**Exercise goal:** Reproduce the following rows verbatim.

**Records to use:**
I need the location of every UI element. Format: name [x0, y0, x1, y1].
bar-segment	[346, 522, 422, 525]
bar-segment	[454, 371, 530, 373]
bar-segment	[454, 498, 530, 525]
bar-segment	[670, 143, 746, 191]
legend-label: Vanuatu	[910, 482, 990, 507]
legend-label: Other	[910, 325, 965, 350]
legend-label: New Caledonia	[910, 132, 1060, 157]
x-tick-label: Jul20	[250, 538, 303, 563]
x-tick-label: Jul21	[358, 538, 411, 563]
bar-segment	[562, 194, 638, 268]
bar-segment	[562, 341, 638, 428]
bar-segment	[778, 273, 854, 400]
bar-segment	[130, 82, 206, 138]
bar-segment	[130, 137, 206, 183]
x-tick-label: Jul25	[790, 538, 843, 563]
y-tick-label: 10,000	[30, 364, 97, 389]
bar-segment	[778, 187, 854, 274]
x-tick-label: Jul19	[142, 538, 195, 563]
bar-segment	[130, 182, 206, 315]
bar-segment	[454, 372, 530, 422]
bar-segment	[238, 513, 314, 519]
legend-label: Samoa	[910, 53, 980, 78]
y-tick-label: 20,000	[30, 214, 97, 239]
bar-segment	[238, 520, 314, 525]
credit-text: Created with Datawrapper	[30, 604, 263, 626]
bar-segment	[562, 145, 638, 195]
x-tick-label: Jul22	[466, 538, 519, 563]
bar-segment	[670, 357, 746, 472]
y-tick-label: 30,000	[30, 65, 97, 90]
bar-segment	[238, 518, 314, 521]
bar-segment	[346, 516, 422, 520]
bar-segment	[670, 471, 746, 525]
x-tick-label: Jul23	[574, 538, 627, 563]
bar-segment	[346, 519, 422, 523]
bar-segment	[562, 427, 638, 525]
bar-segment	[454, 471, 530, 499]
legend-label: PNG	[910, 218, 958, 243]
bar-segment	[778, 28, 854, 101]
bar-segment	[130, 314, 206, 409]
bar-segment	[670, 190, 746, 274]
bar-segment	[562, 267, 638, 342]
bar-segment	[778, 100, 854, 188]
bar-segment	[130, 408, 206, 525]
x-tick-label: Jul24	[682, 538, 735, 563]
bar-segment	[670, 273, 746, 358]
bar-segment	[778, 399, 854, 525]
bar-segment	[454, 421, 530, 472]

**Output of the exercise:**
I need the location of every UI element. Format: name [x0, y0, x1, y1].
bar-segment	[346, 522, 422, 525]
bar-segment	[454, 371, 530, 373]
bar-segment	[454, 498, 530, 525]
bar-segment	[670, 143, 746, 191]
legend-label: Vanuatu	[910, 482, 990, 507]
legend-label: Other	[910, 325, 965, 350]
legend-label: New Caledonia	[910, 132, 1060, 157]
x-tick-label: Jul20	[250, 538, 303, 563]
x-tick-label: Jul21	[358, 538, 411, 563]
bar-segment	[562, 194, 638, 268]
bar-segment	[562, 341, 638, 428]
bar-segment	[778, 273, 854, 400]
bar-segment	[130, 82, 206, 138]
bar-segment	[130, 137, 206, 183]
x-tick-label: Jul25	[790, 538, 843, 563]
y-tick-label: 10,000	[30, 364, 97, 389]
bar-segment	[778, 187, 854, 274]
x-tick-label: Jul19	[142, 538, 195, 563]
bar-segment	[130, 182, 206, 315]
bar-segment	[454, 372, 530, 422]
bar-segment	[238, 513, 314, 519]
legend-label: Samoa	[910, 53, 980, 78]
y-tick-label: 20,000	[30, 214, 97, 239]
bar-segment	[238, 520, 314, 525]
credit-text: Created with Datawrapper	[30, 604, 263, 626]
bar-segment	[562, 145, 638, 195]
x-tick-label: Jul22	[466, 538, 519, 563]
bar-segment	[670, 357, 746, 472]
y-tick-label: 30,000	[30, 65, 97, 90]
bar-segment	[238, 518, 314, 521]
bar-segment	[346, 516, 422, 520]
bar-segment	[670, 471, 746, 525]
x-tick-label: Jul23	[574, 538, 627, 563]
bar-segment	[346, 519, 422, 523]
bar-segment	[562, 427, 638, 525]
bar-segment	[454, 471, 530, 499]
legend-label: PNG	[910, 218, 958, 243]
bar-segment	[778, 28, 854, 101]
bar-segment	[130, 314, 206, 409]
bar-segment	[670, 190, 746, 274]
bar-segment	[562, 267, 638, 342]
bar-segment	[778, 100, 854, 188]
bar-segment	[130, 408, 206, 525]
x-tick-label: Jul24	[682, 538, 735, 563]
bar-segment	[670, 273, 746, 358]
bar-segment	[778, 399, 854, 525]
bar-segment	[454, 421, 530, 472]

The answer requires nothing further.